▶ **GIVEN PROBLEM**
State how many lines of the entries hold the string "JSON", and nothing more.

▶ **THE RECORDS**
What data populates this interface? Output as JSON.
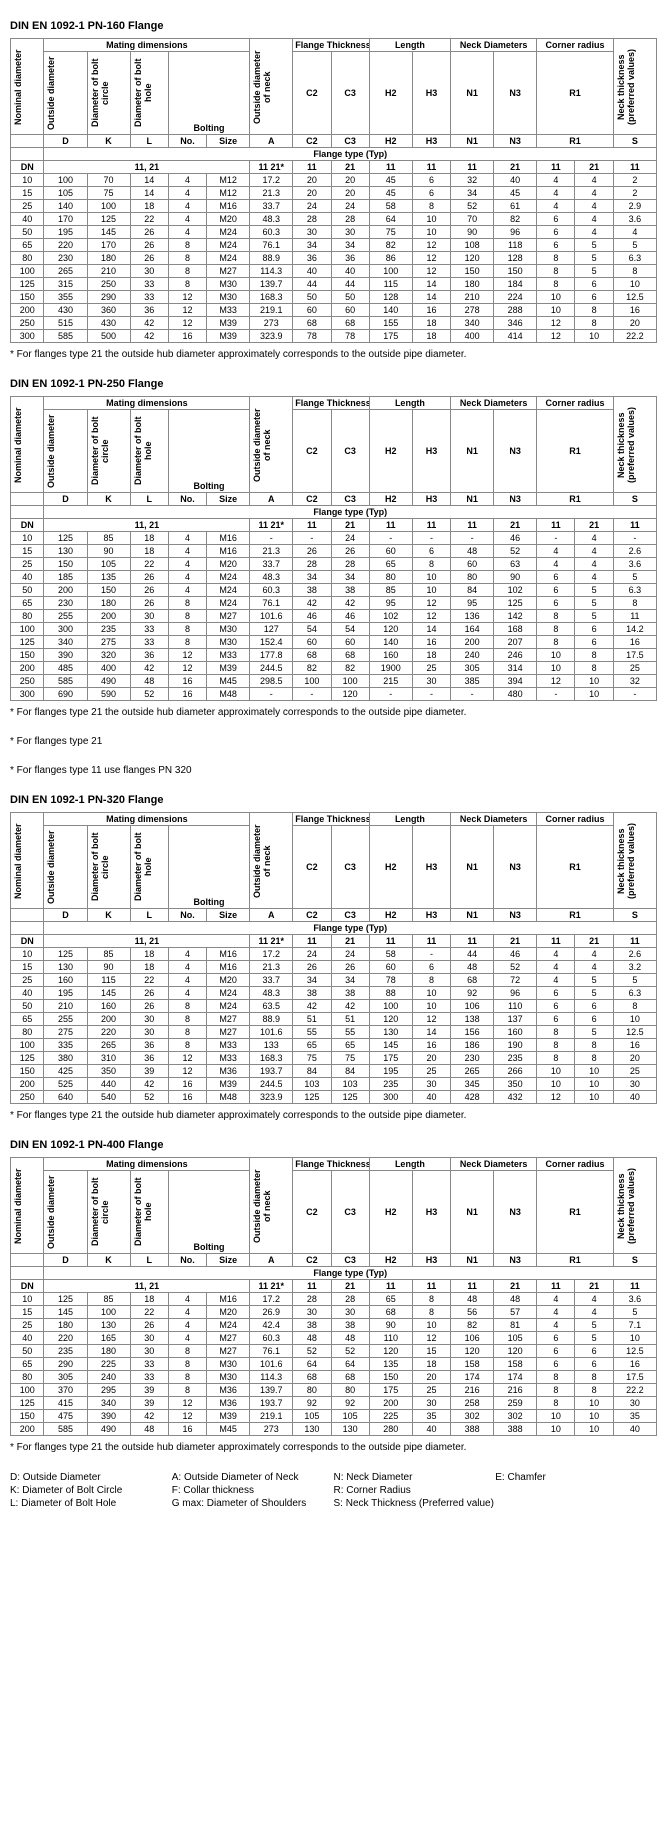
{
  "tables": [
    {
      "title": "DIN EN 1092-1 PN-160 Flange",
      "footnotes": [
        "* For flanges type 21 the outside hub diameter approximately corresponds to the outside pipe diameter."
      ],
      "rows": [
        [
          "10",
          "100",
          "70",
          "14",
          "4",
          "M12",
          "17.2",
          "20",
          "20",
          "45",
          "6",
          "32",
          "40",
          "4",
          "4",
          "2"
        ],
        [
          "15",
          "105",
          "75",
          "14",
          "4",
          "M12",
          "21.3",
          "20",
          "20",
          "45",
          "6",
          "34",
          "45",
          "4",
          "4",
          "2"
        ],
        [
          "25",
          "140",
          "100",
          "18",
          "4",
          "M16",
          "33.7",
          "24",
          "24",
          "58",
          "8",
          "52",
          "61",
          "4",
          "4",
          "2.9"
        ],
        [
          "40",
          "170",
          "125",
          "22",
          "4",
          "M20",
          "48.3",
          "28",
          "28",
          "64",
          "10",
          "70",
          "82",
          "6",
          "4",
          "3.6"
        ],
        [
          "50",
          "195",
          "145",
          "26",
          "4",
          "M24",
          "60.3",
          "30",
          "30",
          "75",
          "10",
          "90",
          "96",
          "6",
          "4",
          "4"
        ],
        [
          "65",
          "220",
          "170",
          "26",
          "8",
          "M24",
          "76.1",
          "34",
          "34",
          "82",
          "12",
          "108",
          "118",
          "6",
          "5",
          "5"
        ],
        [
          "80",
          "230",
          "180",
          "26",
          "8",
          "M24",
          "88.9",
          "36",
          "36",
          "86",
          "12",
          "120",
          "128",
          "8",
          "5",
          "6.3"
        ],
        [
          "100",
          "265",
          "210",
          "30",
          "8",
          "M27",
          "114.3",
          "40",
          "40",
          "100",
          "12",
          "150",
          "150",
          "8",
          "5",
          "8"
        ],
        [
          "125",
          "315",
          "250",
          "33",
          "8",
          "M30",
          "139.7",
          "44",
          "44",
          "115",
          "14",
          "180",
          "184",
          "8",
          "6",
          "10"
        ],
        [
          "150",
          "355",
          "290",
          "33",
          "12",
          "M30",
          "168.3",
          "50",
          "50",
          "128",
          "14",
          "210",
          "224",
          "10",
          "6",
          "12.5"
        ],
        [
          "200",
          "430",
          "360",
          "36",
          "12",
          "M33",
          "219.1",
          "60",
          "60",
          "140",
          "16",
          "278",
          "288",
          "10",
          "8",
          "16"
        ],
        [
          "250",
          "515",
          "430",
          "42",
          "12",
          "M39",
          "273",
          "68",
          "68",
          "155",
          "18",
          "340",
          "346",
          "12",
          "8",
          "20"
        ],
        [
          "300",
          "585",
          "500",
          "42",
          "16",
          "M39",
          "323.9",
          "78",
          "78",
          "175",
          "18",
          "400",
          "414",
          "12",
          "10",
          "22.2"
        ]
      ]
    },
    {
      "title": "DIN EN 1092-1 PN-250 Flange",
      "footnotes": [
        "* For flanges type 21 the outside hub diameter approximately corresponds to the outside pipe diameter.",
        "* For flanges type 21",
        "* For flanges type 11 use flanges PN 320"
      ],
      "rows": [
        [
          "10",
          "125",
          "85",
          "18",
          "4",
          "M16",
          "-",
          "-",
          "24",
          "-",
          "-",
          "-",
          "46",
          "-",
          "4",
          "-"
        ],
        [
          "15",
          "130",
          "90",
          "18",
          "4",
          "M16",
          "21.3",
          "26",
          "26",
          "60",
          "6",
          "48",
          "52",
          "4",
          "4",
          "2.6"
        ],
        [
          "25",
          "150",
          "105",
          "22",
          "4",
          "M20",
          "33.7",
          "28",
          "28",
          "65",
          "8",
          "60",
          "63",
          "4",
          "4",
          "3.6"
        ],
        [
          "40",
          "185",
          "135",
          "26",
          "4",
          "M24",
          "48.3",
          "34",
          "34",
          "80",
          "10",
          "80",
          "90",
          "6",
          "4",
          "5"
        ],
        [
          "50",
          "200",
          "150",
          "26",
          "4",
          "M24",
          "60.3",
          "38",
          "38",
          "85",
          "10",
          "84",
          "102",
          "6",
          "5",
          "6.3"
        ],
        [
          "65",
          "230",
          "180",
          "26",
          "8",
          "M24",
          "76.1",
          "42",
          "42",
          "95",
          "12",
          "95",
          "125",
          "6",
          "5",
          "8"
        ],
        [
          "80",
          "255",
          "200",
          "30",
          "8",
          "M27",
          "101.6",
          "46",
          "46",
          "102",
          "12",
          "136",
          "142",
          "8",
          "5",
          "11"
        ],
        [
          "100",
          "300",
          "235",
          "33",
          "8",
          "M30",
          "127",
          "54",
          "54",
          "120",
          "14",
          "164",
          "168",
          "8",
          "6",
          "14.2"
        ],
        [
          "125",
          "340",
          "275",
          "33",
          "8",
          "M30",
          "152.4",
          "60",
          "60",
          "140",
          "16",
          "200",
          "207",
          "8",
          "6",
          "16"
        ],
        [
          "150",
          "390",
          "320",
          "36",
          "12",
          "M33",
          "177.8",
          "68",
          "68",
          "160",
          "18",
          "240",
          "246",
          "10",
          "8",
          "17.5"
        ],
        [
          "200",
          "485",
          "400",
          "42",
          "12",
          "M39",
          "244.5",
          "82",
          "82",
          "1900",
          "25",
          "305",
          "314",
          "10",
          "8",
          "25"
        ],
        [
          "250",
          "585",
          "490",
          "48",
          "16",
          "M45",
          "298.5",
          "100",
          "100",
          "215",
          "30",
          "385",
          "394",
          "12",
          "10",
          "32"
        ],
        [
          "300",
          "690",
          "590",
          "52",
          "16",
          "M48",
          "-",
          "-",
          "120",
          "-",
          "-",
          "-",
          "480",
          "-",
          "10",
          "-"
        ]
      ]
    },
    {
      "title": "DIN EN 1092-1 PN-320 Flange",
      "footnotes": [
        "* For flanges type 21 the outside hub diameter approximately corresponds to the outside pipe diameter."
      ],
      "rows": [
        [
          "10",
          "125",
          "85",
          "18",
          "4",
          "M16",
          "17.2",
          "24",
          "24",
          "58",
          "-",
          "44",
          "46",
          "4",
          "4",
          "2.6"
        ],
        [
          "15",
          "130",
          "90",
          "18",
          "4",
          "M16",
          "21.3",
          "26",
          "26",
          "60",
          "6",
          "48",
          "52",
          "4",
          "4",
          "3.2"
        ],
        [
          "25",
          "160",
          "115",
          "22",
          "4",
          "M20",
          "33.7",
          "34",
          "34",
          "78",
          "8",
          "68",
          "72",
          "4",
          "5",
          "5"
        ],
        [
          "40",
          "195",
          "145",
          "26",
          "4",
          "M24",
          "48.3",
          "38",
          "38",
          "88",
          "10",
          "92",
          "96",
          "6",
          "5",
          "6.3"
        ],
        [
          "50",
          "210",
          "160",
          "26",
          "8",
          "M24",
          "63.5",
          "42",
          "42",
          "100",
          "10",
          "106",
          "110",
          "6",
          "6",
          "8"
        ],
        [
          "65",
          "255",
          "200",
          "30",
          "8",
          "M27",
          "88.9",
          "51",
          "51",
          "120",
          "12",
          "138",
          "137",
          "6",
          "6",
          "10"
        ],
        [
          "80",
          "275",
          "220",
          "30",
          "8",
          "M27",
          "101.6",
          "55",
          "55",
          "130",
          "14",
          "156",
          "160",
          "8",
          "5",
          "12.5"
        ],
        [
          "100",
          "335",
          "265",
          "36",
          "8",
          "M33",
          "133",
          "65",
          "65",
          "145",
          "16",
          "186",
          "190",
          "8",
          "8",
          "16"
        ],
        [
          "125",
          "380",
          "310",
          "36",
          "12",
          "M33",
          "168.3",
          "75",
          "75",
          "175",
          "20",
          "230",
          "235",
          "8",
          "8",
          "20"
        ],
        [
          "150",
          "425",
          "350",
          "39",
          "12",
          "M36",
          "193.7",
          "84",
          "84",
          "195",
          "25",
          "265",
          "266",
          "10",
          "10",
          "25"
        ],
        [
          "200",
          "525",
          "440",
          "42",
          "16",
          "M39",
          "244.5",
          "103",
          "103",
          "235",
          "30",
          "345",
          "350",
          "10",
          "10",
          "30"
        ],
        [
          "250",
          "640",
          "540",
          "52",
          "16",
          "M48",
          "323.9",
          "125",
          "125",
          "300",
          "40",
          "428",
          "432",
          "12",
          "10",
          "40"
        ]
      ]
    },
    {
      "title": "DIN EN 1092-1 PN-400 Flange",
      "footnotes": [
        "* For flanges type 21 the outside hub diameter approximately corresponds to the outside pipe diameter."
      ],
      "rows": [
        [
          "10",
          "125",
          "85",
          "18",
          "4",
          "M16",
          "17.2",
          "28",
          "28",
          "65",
          "8",
          "48",
          "48",
          "4",
          "4",
          "3.6"
        ],
        [
          "15",
          "145",
          "100",
          "22",
          "4",
          "M20",
          "26.9",
          "30",
          "30",
          "68",
          "8",
          "56",
          "57",
          "4",
          "4",
          "5"
        ],
        [
          "25",
          "180",
          "130",
          "26",
          "4",
          "M24",
          "42.4",
          "38",
          "38",
          "90",
          "10",
          "82",
          "81",
          "4",
          "5",
          "7.1"
        ],
        [
          "40",
          "220",
          "165",
          "30",
          "4",
          "M27",
          "60.3",
          "48",
          "48",
          "110",
          "12",
          "106",
          "105",
          "6",
          "5",
          "10"
        ],
        [
          "50",
          "235",
          "180",
          "30",
          "8",
          "M27",
          "76.1",
          "52",
          "52",
          "120",
          "15",
          "120",
          "120",
          "6",
          "6",
          "12.5"
        ],
        [
          "65",
          "290",
          "225",
          "33",
          "8",
          "M30",
          "101.6",
          "64",
          "64",
          "135",
          "18",
          "158",
          "158",
          "6",
          "6",
          "16"
        ],
        [
          "80",
          "305",
          "240",
          "33",
          "8",
          "M30",
          "114.3",
          "68",
          "68",
          "150",
          "20",
          "174",
          "174",
          "8",
          "8",
          "17.5"
        ],
        [
          "100",
          "370",
          "295",
          "39",
          "8",
          "M36",
          "139.7",
          "80",
          "80",
          "175",
          "25",
          "216",
          "216",
          "8",
          "8",
          "22.2"
        ],
        [
          "125",
          "415",
          "340",
          "39",
          "12",
          "M36",
          "193.7",
          "92",
          "92",
          "200",
          "30",
          "258",
          "259",
          "8",
          "10",
          "30"
        ],
        [
          "150",
          "475",
          "390",
          "42",
          "12",
          "M39",
          "219.1",
          "105",
          "105",
          "225",
          "35",
          "302",
          "302",
          "10",
          "10",
          "35"
        ],
        [
          "200",
          "585",
          "490",
          "48",
          "16",
          "M45",
          "273",
          "130",
          "130",
          "280",
          "40",
          "388",
          "388",
          "10",
          "10",
          "40"
        ]
      ]
    }
  ],
  "headers": {
    "mating": "Mating dimensions",
    "nominal": "Nominal diameter",
    "od": "Outside diameter",
    "boltcircle": "Diameter of bolt circle",
    "bolthole": "Diameter of bolt hole",
    "bolting": "Bolting",
    "odneck": "Outside diameter of neck",
    "flangethick": "Flange Thickness",
    "length": "Length",
    "neckdia": "Neck Diameters",
    "cornerrad": "Corner radius",
    "neckthick": "Neck thickness (preferred values)",
    "D": "D",
    "K": "K",
    "L": "L",
    "No": "No.",
    "Size": "Size",
    "A": "A",
    "C2": "C2",
    "C3": "C3",
    "H2": "H2",
    "H3": "H3",
    "N1": "N1",
    "N3": "N3",
    "R1": "R1",
    "S": "S",
    "flangetype": "Flange type (Typ)",
    "typ1121": "11, 21",
    "t11_21": "11 21*",
    "t11": "11",
    "t21": "21",
    "DN": "DN"
  },
  "legend": [
    [
      "D: Outside Diameter",
      "A: Outside Diameter of Neck",
      "N: Neck Diameter",
      "E: Chamfer"
    ],
    [
      "K: Diameter of Bolt Circle",
      "F: Collar thickness",
      "R: Corner Radius",
      ""
    ],
    [
      "L: Diameter of Bolt Hole",
      "G max: Diameter of Shoulders",
      "S: Neck Thickness (Preferred value)",
      ""
    ]
  ]
}
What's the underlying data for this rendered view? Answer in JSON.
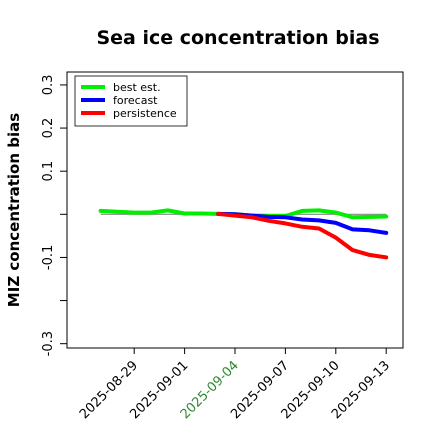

▶ **TASK RESULT**
2